**REQUIREMENT 1**
Reproduce the text on Räikkönen Robertson from "For the 2006" up to and including "overall Series title.".
**REQUIREMENT 2**
Name every driver mentioned in the text on Räikkönen Robertson.

When the team was announced, it was confirmed that Räikkönen Robertson would compete in the British F3 International Series, in the Championship Class (the first of two different classes) from the 2005 season. In this first season, the two Dallara F305 Mugen-Hondas were driven by British driver Dan Clarke, and Brazilian Bruno Senna. This saw the team fare well, with Clarke taking the team's maiden win at Castle Combe, as well as five other podium finishes, and going on to finish 5th in the Championship, while Senna scored three podium finishes, and finished in 10th position in the standings.

At the BP Ultimate Masters at Zandvoort, Räikkönen Robertson only entered Senna, who qualified 18th but failed to finish, while at the Macau Grand Prix, Räikkönen Robertson again only entered one car, with Clarke appearing for Formula Three Euroseries team Prema Racing, instead. Senna qualified 22nd around the tight, twisty Circuito da Guia, although he failed to finish in either the qualifying race or the Grand Prix itself.

For the 2006 season, Räikkönen Robertson changed their engine supplier to Mercedes HWA, upgraded to Dallara's F306 chassis, and replaced Champ Car-bound Clarke with Mike Conway, who finished 3rd in British F3 in 2005 and Stephen Jelley, to team up with Senna, as they looked to make a serious assault on the overall Series title.

**MATERIAL PROVIDED**
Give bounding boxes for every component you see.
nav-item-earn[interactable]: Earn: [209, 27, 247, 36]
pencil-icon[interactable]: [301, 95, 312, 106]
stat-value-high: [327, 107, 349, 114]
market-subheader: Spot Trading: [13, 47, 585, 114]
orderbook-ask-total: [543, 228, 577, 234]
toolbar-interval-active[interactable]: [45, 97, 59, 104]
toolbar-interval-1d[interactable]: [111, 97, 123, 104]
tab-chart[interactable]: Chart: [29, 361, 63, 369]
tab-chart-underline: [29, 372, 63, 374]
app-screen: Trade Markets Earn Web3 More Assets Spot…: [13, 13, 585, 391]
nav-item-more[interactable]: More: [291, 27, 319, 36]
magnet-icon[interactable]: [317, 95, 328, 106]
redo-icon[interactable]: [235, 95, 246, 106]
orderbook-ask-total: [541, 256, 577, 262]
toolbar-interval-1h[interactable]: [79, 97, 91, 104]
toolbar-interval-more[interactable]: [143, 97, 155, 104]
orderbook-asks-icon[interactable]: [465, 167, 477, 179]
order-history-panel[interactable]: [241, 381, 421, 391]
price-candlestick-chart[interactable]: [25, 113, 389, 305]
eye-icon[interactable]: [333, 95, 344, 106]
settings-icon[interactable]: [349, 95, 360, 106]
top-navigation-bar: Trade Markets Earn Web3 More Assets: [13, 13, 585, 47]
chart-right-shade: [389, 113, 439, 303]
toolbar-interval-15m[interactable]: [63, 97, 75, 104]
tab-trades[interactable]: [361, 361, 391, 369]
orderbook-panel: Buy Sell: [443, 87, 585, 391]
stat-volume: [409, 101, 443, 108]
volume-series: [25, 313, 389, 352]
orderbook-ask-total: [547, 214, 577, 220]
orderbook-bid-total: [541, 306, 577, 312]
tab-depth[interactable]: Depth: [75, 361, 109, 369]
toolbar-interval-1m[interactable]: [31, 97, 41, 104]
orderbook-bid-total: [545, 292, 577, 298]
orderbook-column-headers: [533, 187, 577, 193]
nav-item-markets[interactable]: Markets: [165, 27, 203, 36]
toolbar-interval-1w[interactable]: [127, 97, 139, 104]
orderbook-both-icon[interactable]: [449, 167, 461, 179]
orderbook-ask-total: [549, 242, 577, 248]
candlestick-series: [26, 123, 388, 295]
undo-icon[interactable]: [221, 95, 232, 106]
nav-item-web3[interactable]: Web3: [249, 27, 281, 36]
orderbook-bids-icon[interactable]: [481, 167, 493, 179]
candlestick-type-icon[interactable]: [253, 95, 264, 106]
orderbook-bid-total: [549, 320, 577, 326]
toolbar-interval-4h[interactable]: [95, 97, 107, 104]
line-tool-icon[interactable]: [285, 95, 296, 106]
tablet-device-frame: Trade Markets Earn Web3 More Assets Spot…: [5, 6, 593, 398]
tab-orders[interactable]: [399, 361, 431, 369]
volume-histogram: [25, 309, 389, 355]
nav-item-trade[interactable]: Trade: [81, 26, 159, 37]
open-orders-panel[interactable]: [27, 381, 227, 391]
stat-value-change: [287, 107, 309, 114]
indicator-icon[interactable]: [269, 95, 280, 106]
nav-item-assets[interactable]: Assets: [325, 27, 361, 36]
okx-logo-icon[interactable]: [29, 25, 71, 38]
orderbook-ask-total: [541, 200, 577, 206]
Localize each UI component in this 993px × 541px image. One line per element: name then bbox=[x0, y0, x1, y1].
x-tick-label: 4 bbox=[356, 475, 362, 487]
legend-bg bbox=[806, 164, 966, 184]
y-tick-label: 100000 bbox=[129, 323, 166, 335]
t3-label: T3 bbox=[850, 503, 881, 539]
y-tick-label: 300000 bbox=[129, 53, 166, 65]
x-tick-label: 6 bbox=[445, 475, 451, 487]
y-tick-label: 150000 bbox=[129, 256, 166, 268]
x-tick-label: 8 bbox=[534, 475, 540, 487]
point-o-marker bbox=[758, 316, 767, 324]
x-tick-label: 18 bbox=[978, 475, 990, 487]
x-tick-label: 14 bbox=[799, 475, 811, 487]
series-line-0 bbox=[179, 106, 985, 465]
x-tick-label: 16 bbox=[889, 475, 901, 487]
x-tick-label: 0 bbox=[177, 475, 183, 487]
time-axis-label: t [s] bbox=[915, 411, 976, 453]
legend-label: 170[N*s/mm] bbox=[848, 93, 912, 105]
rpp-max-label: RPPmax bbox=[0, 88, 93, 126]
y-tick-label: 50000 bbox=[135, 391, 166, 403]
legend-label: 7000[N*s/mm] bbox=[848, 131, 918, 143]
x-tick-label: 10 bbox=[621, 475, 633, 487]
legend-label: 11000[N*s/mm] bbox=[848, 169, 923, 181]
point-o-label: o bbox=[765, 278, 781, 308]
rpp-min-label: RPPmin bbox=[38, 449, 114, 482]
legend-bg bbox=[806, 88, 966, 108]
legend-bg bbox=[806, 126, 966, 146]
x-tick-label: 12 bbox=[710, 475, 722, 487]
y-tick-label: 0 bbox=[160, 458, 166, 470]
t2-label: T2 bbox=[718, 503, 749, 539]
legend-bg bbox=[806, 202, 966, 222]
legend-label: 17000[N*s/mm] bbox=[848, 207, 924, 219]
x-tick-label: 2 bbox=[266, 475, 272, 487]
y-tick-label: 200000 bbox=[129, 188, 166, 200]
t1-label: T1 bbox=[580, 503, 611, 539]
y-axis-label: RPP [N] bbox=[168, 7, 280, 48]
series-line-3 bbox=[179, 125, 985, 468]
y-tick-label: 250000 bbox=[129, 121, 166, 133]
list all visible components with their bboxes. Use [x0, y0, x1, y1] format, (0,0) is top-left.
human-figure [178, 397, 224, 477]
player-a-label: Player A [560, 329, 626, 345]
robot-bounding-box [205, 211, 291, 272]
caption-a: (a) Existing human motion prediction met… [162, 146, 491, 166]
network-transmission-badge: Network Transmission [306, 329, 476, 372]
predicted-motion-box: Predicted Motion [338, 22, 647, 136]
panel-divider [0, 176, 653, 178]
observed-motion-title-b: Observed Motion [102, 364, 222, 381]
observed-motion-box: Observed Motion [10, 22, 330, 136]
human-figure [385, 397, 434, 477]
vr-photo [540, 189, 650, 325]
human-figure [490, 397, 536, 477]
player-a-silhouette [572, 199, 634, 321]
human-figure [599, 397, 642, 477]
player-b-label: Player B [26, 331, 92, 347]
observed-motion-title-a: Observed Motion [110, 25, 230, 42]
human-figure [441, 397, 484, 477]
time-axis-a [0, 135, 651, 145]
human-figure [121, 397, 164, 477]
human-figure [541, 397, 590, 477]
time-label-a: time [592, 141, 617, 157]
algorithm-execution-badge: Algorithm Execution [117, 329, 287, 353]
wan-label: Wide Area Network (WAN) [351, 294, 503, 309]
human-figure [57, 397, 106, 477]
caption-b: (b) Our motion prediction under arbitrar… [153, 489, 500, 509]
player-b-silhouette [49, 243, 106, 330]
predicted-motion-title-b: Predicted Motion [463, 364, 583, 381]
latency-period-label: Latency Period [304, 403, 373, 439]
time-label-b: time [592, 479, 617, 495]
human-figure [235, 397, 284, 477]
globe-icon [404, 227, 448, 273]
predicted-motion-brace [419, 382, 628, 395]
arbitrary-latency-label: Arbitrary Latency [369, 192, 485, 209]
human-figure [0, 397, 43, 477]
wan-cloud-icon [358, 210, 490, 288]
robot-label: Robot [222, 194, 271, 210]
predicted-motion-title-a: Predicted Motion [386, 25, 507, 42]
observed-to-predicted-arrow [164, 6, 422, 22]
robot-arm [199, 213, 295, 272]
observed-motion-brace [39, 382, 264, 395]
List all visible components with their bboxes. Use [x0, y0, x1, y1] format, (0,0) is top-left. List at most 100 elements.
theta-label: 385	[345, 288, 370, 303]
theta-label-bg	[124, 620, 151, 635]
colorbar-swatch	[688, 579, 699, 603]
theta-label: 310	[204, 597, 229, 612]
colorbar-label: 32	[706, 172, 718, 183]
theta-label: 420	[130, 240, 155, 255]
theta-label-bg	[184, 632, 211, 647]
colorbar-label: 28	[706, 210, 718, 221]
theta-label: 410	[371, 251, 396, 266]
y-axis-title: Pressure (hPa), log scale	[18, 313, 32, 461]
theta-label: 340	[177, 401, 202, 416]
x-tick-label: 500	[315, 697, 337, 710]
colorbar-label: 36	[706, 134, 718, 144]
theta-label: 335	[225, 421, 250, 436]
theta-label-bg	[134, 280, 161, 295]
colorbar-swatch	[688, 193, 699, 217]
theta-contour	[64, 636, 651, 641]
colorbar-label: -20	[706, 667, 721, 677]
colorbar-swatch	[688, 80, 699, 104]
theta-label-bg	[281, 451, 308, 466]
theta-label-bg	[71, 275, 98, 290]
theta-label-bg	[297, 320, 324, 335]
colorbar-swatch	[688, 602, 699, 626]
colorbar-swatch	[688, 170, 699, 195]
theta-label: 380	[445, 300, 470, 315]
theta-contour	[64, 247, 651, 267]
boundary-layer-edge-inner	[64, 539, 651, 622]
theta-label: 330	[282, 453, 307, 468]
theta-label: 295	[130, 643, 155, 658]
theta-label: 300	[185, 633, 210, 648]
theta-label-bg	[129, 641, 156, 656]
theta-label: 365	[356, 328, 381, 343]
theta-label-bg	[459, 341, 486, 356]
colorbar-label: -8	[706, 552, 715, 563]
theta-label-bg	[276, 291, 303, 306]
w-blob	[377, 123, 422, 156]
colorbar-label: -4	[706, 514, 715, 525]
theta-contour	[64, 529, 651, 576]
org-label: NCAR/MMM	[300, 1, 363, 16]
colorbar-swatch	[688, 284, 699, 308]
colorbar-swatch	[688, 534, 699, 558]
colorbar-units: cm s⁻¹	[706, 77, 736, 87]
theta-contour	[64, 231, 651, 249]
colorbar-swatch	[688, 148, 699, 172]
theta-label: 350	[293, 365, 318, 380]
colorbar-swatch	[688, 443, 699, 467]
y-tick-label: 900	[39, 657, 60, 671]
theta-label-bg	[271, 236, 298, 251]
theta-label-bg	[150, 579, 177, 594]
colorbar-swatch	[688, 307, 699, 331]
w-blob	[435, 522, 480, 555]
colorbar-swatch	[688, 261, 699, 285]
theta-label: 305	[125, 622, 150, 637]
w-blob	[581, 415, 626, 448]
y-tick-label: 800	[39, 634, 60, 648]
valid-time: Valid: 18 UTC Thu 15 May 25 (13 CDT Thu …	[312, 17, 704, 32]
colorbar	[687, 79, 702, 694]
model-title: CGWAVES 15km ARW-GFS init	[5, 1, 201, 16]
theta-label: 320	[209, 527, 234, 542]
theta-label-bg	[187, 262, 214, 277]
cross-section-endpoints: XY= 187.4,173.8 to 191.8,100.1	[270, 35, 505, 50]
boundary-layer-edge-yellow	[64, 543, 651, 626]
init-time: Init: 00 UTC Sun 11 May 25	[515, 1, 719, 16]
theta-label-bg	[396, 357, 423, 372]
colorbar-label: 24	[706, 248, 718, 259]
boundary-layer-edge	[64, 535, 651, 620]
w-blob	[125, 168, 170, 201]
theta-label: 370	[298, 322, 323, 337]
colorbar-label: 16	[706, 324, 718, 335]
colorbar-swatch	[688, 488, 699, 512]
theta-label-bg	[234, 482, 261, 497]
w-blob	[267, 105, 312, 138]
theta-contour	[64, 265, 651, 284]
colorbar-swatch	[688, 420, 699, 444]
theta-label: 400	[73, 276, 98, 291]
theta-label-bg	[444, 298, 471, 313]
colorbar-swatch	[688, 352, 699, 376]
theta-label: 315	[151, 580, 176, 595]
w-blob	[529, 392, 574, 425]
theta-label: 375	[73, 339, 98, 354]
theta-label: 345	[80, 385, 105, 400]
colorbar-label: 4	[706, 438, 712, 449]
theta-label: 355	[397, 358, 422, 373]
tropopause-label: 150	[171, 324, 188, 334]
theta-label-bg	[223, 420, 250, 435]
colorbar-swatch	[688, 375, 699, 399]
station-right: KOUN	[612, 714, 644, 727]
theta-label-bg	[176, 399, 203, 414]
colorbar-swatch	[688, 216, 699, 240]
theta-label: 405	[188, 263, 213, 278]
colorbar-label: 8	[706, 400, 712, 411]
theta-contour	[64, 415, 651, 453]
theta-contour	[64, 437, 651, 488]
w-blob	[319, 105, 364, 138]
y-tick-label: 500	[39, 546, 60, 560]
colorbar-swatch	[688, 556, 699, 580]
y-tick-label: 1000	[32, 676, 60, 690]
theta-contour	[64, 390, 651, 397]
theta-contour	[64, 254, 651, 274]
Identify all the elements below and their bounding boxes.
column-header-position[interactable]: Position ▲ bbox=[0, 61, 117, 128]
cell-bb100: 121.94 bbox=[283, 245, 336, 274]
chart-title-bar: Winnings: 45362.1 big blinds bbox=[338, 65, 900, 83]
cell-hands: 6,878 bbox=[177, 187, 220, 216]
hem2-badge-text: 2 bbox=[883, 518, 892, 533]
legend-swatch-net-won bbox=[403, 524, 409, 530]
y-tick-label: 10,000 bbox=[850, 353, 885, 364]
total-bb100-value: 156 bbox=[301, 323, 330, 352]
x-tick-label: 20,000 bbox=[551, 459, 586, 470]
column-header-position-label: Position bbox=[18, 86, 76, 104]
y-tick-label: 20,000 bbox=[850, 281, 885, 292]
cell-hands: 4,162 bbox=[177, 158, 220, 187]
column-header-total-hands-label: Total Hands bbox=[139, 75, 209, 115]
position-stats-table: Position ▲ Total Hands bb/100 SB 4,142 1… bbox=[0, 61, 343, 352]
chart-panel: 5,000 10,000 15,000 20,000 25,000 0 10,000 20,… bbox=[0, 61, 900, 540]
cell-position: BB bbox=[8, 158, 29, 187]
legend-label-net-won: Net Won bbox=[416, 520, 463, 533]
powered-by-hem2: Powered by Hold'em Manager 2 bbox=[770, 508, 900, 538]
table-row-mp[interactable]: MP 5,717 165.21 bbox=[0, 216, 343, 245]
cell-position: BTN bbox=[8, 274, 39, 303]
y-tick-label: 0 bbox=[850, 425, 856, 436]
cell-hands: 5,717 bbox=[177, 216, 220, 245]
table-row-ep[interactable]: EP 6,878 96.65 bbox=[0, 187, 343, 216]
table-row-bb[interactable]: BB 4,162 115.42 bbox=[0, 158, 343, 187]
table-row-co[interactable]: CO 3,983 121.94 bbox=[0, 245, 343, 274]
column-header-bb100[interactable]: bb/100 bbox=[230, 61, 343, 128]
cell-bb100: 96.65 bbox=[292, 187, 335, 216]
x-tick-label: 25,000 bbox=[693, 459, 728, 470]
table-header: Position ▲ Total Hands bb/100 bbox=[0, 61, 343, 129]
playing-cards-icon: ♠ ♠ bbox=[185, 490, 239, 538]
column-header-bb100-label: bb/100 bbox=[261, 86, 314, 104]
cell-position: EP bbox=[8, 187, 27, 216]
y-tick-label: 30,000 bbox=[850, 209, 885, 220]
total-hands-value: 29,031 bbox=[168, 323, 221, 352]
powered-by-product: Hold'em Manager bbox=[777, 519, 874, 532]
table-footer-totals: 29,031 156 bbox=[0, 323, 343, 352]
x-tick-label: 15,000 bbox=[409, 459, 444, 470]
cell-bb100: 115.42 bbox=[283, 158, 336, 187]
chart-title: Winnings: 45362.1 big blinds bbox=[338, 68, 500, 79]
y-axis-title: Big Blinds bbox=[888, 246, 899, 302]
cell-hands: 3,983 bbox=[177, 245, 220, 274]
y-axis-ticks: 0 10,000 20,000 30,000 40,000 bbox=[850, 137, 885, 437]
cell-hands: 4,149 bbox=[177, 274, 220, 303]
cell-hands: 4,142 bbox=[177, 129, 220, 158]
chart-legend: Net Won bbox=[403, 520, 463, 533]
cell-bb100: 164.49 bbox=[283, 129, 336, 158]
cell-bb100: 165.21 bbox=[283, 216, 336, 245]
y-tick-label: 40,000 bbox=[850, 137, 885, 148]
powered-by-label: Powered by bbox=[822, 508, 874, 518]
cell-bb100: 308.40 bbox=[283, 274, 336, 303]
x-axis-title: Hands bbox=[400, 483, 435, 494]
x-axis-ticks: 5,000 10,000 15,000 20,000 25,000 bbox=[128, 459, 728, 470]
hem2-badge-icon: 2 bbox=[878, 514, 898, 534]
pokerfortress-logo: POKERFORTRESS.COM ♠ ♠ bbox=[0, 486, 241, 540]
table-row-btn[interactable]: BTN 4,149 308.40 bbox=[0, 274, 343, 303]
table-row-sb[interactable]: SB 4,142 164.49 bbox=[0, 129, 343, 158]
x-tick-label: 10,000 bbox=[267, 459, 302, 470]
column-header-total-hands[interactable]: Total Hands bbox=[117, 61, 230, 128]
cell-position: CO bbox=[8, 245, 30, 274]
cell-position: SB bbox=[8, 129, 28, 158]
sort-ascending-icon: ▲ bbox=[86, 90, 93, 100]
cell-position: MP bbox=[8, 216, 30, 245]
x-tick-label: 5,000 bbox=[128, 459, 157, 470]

**TASK RESPONSE 1**
For the 2006 season, Räikkönen Robertson changed their engine supplier to Mercedes HWA, upgraded to Dallara's F306 chassis, and replaced Champ Car-bound Clarke with Mike Conway, who finished 3rd in British F3 in 2005 and Stephen Jelley, to team up with Senna, as they looked to make a serious assault on the overall Series title.

**TASK RESPONSE 2**
Dan Clarke
Bruno Senna
Mike Conway
Stephen Jelley